● **Direction**:
Give the listing again in full, exactly as written.

Stored records:

· · ·

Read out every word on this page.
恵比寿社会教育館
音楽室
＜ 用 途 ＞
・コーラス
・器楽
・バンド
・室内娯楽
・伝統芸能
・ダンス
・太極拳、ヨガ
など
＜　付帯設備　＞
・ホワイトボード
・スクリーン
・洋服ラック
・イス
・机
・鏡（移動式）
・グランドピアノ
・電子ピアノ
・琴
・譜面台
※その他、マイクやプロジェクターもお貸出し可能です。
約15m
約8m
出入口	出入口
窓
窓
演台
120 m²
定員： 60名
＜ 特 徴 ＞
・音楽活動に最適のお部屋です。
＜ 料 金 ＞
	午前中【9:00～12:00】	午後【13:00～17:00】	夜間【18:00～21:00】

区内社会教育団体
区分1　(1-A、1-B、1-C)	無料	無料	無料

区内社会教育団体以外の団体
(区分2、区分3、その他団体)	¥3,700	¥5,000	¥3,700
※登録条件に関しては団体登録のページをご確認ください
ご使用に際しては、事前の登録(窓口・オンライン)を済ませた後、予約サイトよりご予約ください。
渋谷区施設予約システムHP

· · ·

● **Solution**:
Read out every word on this page.
恵比寿社会教育館
音楽室
＜ 用 途 ＞
・コーラス
・器楽
・バンド
・室内娯楽
・伝統芸能
・ダンス
・太極拳、ヨガ
など
＜　付帯設備　＞
・ホワイトボード
・スクリーン
・洋服ラック
・イス
・机
・鏡（移動式）
・グランドピアノ
・電子ピアノ
・琴
・譜面台
※その他、マイクやプロジェクターもお貸出し可能です。
約15m
約8m
出入口	出入口
窓
窓
演台
120 m²
定員： 60名
＜ 特 徴 ＞
・音楽活動に最適のお部屋です。
＜ 料 金 ＞
	午前中【9:00～12:00】	午後【13:00～17:00】	夜間【18:00～21:00】

区内社会教育団体
区分1　(1-A、1-B、1-C)	無料	無料	無料

区内社会教育団体以外の団体
(区分2、区分3、その他団体)	¥3,700	¥5,000	¥3,700
※登録条件に関しては団体登録のページをご確認ください
ご使用に際しては、事前の登録(窓口・オンライン)を済ませた後、予約サイトよりご予約ください。
渋谷区施設予約システムHP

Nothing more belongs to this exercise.